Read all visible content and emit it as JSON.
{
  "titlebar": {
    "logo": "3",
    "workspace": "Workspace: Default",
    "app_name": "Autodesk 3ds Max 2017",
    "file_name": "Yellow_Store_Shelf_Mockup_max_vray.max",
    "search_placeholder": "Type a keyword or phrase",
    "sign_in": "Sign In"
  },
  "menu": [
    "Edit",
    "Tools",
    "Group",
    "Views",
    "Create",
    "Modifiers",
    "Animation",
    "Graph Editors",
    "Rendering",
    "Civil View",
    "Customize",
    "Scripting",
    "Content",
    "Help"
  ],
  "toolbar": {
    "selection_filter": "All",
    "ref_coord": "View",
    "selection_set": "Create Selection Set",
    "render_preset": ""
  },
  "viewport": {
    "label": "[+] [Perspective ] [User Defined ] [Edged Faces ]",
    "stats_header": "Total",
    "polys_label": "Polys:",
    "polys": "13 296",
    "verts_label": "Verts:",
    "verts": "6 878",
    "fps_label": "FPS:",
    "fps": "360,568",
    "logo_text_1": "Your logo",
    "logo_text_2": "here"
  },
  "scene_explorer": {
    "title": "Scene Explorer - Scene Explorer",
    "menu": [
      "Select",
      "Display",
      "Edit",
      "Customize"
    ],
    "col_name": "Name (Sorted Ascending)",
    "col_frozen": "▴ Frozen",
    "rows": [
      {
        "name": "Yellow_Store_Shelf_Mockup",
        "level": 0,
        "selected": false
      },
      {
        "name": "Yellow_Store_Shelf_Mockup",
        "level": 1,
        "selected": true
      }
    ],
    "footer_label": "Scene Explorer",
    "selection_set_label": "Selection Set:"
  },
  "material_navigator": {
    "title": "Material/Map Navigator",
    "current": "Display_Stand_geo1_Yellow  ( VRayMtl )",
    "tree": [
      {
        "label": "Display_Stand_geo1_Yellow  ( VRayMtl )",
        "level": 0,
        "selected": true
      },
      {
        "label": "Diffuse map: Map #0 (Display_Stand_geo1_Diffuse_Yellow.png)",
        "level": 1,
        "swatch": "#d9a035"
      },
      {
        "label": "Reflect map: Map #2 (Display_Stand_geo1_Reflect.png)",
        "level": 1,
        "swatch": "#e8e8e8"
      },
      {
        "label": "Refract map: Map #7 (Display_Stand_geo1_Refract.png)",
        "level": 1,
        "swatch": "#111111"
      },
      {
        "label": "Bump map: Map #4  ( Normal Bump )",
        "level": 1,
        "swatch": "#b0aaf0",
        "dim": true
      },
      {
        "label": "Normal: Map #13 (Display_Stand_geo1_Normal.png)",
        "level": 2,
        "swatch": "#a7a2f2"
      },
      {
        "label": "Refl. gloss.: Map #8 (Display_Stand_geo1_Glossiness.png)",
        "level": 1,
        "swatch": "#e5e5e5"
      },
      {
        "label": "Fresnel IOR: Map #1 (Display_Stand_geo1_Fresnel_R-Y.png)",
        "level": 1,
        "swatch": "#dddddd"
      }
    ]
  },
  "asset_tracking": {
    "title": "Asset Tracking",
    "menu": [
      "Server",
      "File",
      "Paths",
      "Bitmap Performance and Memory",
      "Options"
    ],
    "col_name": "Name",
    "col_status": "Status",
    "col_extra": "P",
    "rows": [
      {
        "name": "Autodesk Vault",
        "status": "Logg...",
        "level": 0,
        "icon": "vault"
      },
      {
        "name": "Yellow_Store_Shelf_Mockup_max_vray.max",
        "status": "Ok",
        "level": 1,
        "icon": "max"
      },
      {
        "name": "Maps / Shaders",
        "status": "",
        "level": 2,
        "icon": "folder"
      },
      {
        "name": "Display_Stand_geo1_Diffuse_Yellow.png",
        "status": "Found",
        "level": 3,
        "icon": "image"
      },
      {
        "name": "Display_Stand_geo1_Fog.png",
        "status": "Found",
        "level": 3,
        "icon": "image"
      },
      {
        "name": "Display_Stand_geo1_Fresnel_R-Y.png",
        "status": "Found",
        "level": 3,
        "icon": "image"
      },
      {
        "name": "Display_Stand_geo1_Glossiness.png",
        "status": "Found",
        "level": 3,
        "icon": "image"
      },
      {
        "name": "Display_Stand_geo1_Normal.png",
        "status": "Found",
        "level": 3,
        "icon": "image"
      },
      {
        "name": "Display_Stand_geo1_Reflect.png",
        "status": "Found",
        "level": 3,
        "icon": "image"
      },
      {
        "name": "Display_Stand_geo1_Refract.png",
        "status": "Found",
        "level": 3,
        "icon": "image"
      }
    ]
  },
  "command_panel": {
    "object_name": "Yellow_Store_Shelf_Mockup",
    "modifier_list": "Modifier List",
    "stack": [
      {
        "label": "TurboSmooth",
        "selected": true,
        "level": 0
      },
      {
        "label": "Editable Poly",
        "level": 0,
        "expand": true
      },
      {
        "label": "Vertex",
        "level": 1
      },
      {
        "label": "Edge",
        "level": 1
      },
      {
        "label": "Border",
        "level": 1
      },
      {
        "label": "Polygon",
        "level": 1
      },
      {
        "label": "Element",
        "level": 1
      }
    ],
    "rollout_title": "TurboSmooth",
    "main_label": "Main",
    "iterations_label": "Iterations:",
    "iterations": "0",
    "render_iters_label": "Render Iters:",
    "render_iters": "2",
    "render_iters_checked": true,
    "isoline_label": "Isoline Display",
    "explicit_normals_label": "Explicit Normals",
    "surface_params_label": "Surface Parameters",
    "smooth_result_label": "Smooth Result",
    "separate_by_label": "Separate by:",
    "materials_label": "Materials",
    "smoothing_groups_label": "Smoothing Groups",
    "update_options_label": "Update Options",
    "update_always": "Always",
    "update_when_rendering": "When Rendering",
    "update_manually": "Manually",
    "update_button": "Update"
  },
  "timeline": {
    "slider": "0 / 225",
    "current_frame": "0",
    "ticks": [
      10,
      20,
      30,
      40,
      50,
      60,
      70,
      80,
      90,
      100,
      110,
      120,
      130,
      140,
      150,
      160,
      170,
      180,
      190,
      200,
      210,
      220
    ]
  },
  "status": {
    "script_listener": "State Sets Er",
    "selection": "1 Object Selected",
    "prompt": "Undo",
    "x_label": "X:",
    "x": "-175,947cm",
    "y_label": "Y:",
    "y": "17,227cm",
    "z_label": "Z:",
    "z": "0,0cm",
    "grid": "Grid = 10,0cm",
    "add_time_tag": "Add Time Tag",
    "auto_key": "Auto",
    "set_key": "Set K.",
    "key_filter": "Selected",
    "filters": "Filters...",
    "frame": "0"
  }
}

--------------------------------------------------

- WRITTEN EXERCISE
Retype the records that precede this task, keeping them exactly the same.

- COMPLETED TASK
Read all visible content and emit it as JSON.
{
  "titlebar": {
    "logo": "3",
    "workspace": "Workspace: Default",
    "app_name": "Autodesk 3ds Max 2017",
    "file_name": "Yellow_Store_Shelf_Mockup_max_vray.max",
    "search_placeholder": "Type a keyword or phrase",
    "sign_in": "Sign In"
  },
  "menu": [
    "Edit",
    "Tools",
    "Group",
    "Views",
    "Create",
    "Modifiers",
    "Animation",
    "Graph Editors",
    "Rendering",
    "Civil View",
    "Customize",
    "Scripting",
    "Content",
    "Help"
  ],
  "toolbar": {
    "selection_filter": "All",
    "ref_coord": "View",
    "selection_set": "Create Selection Set",
    "render_preset": ""
  },
  "viewport": {
    "label": "[+] [Perspective ] [User Defined ] [Edged Faces ]",
    "stats_header": "Total",
    "polys_label": "Polys:",
    "polys": "13 296",
    "verts_label": "Verts:",
    "verts": "6 878",
    "fps_label": "FPS:",
    "fps": "360,568",
    "logo_text_1": "Your logo",
    "logo_text_2": "here"
  },
  "scene_explorer": {
    "title": "Scene Explorer - Scene Explorer",
    "menu": [
      "Select",
      "Display",
      "Edit",
      "Customize"
    ],
    "col_name": "Name (Sorted Ascending)",
    "col_frozen": "▴ Frozen",
    "rows": [
      {
        "name": "Yellow_Store_Shelf_Mockup",
        "level": 0,
        "selected": false
      },
      {
        "name": "Yellow_Store_Shelf_Mockup",
        "level": 1,
        "selected": true
      }
    ],
    "footer_label": "Scene Explorer",
    "selection_set_label": "Selection Set:"
  },
  "material_navigator": {
    "title": "Material/Map Navigator",
    "current": "Display_Stand_geo1_Yellow  ( VRayMtl )",
    "tree": [
      {
        "label": "Display_Stand_geo1_Yellow  ( VRayMtl )",
        "level": 0,
        "selected": true
      },
      {
        "label": "Diffuse map: Map #0 (Display_Stand_geo1_Diffuse_Yellow.png)",
        "level": 1,
        "swatch": "#d9a035"
      },
      {
        "label": "Reflect map: Map #2 (Display_Stand_geo1_Reflect.png)",
        "level": 1,
        "swatch": "#e8e8e8"
      },
      {
        "label": "Refract map: Map #7 (Display_Stand_geo1_Refract.png)",
        "level": 1,
        "swatch": "#111111"
      },
      {
        "label": "Bump map: Map #4  ( Normal Bump )",
        "level": 1,
        "swatch": "#b0aaf0",
        "dim": true
      },
      {
        "label": "Normal: Map #13 (Display_Stand_geo1_Normal.png)",
        "level": 2,
        "swatch": "#a7a2f2"
      },
      {
        "label": "Refl. gloss.: Map #8 (Display_Stand_geo1_Glossiness.png)",
        "level": 1,
        "swatch": "#e5e5e5"
      },
      {
        "label": "Fresnel IOR: Map #1 (Display_Stand_geo1_Fresnel_R-Y.png)",
        "level": 1,
        "swatch": "#dddddd"
      }
    ]
  },
  "asset_tracking": {
    "title": "Asset Tracking",
    "menu": [
      "Server",
      "File",
      "Paths",
      "Bitmap Performance and Memory",
      "Options"
    ],
    "col_name": "Name",
    "col_status": "Status",
    "col_extra": "P",
    "rows": [
      {
        "name": "Autodesk Vault",
        "status": "Logg...",
        "level": 0,
        "icon": "vault"
      },
      {
        "name": "Yellow_Store_Shelf_Mockup_max_vray.max",
        "status": "Ok",
        "level": 1,
        "icon": "max"
      },
      {
        "name": "Maps / Shaders",
        "status": "",
        "level": 2,
        "icon": "folder"
      },
      {
        "name": "Display_Stand_geo1_Diffuse_Yellow.png",
        "status": "Found",
        "level": 3,
        "icon": "image"
      },
      {
        "name": "Display_Stand_geo1_Fog.png",
        "status": "Found",
        "level": 3,
        "icon": "image"
      },
      {
        "name": "Display_Stand_geo1_Fresnel_R-Y.png",
        "status": "Found",
        "level": 3,
        "icon": "image"
      },
      {
        "name": "Display_Stand_geo1_Glossiness.png",
        "status": "Found",
        "level": 3,
        "icon": "image"
      },
      {
        "name": "Display_Stand_geo1_Normal.png",
        "status": "Found",
        "level": 3,
        "icon": "image"
      },
      {
        "name": "Display_Stand_geo1_Reflect.png",
        "status": "Found",
        "level": 3,
        "icon": "image"
      },
      {
        "name": "Display_Stand_geo1_Refract.png",
        "status": "Found",
        "level": 3,
        "icon": "image"
      }
    ]
  },
  "command_panel": {
    "object_name": "Yellow_Store_Shelf_Mockup",
    "modifier_list": "Modifier List",
    "stack": [
      {
        "label": "TurboSmooth",
        "selected": true,
        "level": 0
      },
      {
        "label": "Editable Poly",
        "level": 0,
        "expand": true
      },
      {
        "label": "Vertex",
        "level": 1
      },
      {
        "label": "Edge",
        "level": 1
      },
      {
        "label": "Border",
        "level": 1
      },
      {
        "label": "Polygon",
        "level": 1
      },
      {
        "label": "Element",
        "level": 1
      }
    ],
    "rollout_title": "TurboSmooth",
    "main_label": "Main",
    "iterations_label": "Iterations:",
    "iterations": "0",
    "render_iters_label": "Render Iters:",
    "render_iters": "2",
    "render_iters_checked": true,
    "isoline_label": "Isoline Display",
    "explicit_normals_label": "Explicit Normals",
    "surface_params_label": "Surface Parameters",
    "smooth_result_label": "Smooth Result",
    "separate_by_label": "Separate by:",
    "materials_label": "Materials",
    "smoothing_groups_label": "Smoothing Groups",
    "update_options_label": "Update Options",
    "update_always": "Always",
    "update_when_rendering": "When Rendering",
    "update_manually": "Manually",
    "update_button": "Update"
  },
  "timeline": {
    "slider": "0 / 225",
    "current_frame": "0",
    "ticks": [
      10,
      20,
      30,
      40,
      50,
      60,
      70,
      80,
      90,
      100,
      110,
      120,
      130,
      140,
      150,
      160,
      170,
      180,
      190,
      200,
      210,
      220
    ]
  },
  "status": {
    "script_listener": "State Sets Er",
    "selection": "1 Object Selected",
    "prompt": "Undo",
    "x_label": "X:",
    "x": "-175,947cm",
    "y_label": "Y:",
    "y": "17,227cm",
    "z_label": "Z:",
    "z": "0,0cm",
    "grid": "Grid = 10,0cm",
    "add_time_tag": "Add Time Tag",
    "auto_key": "Auto",
    "set_key": "Set K.",
    "key_filter": "Selected",
    "filters": "Filters...",
    "frame": "0"
  }
}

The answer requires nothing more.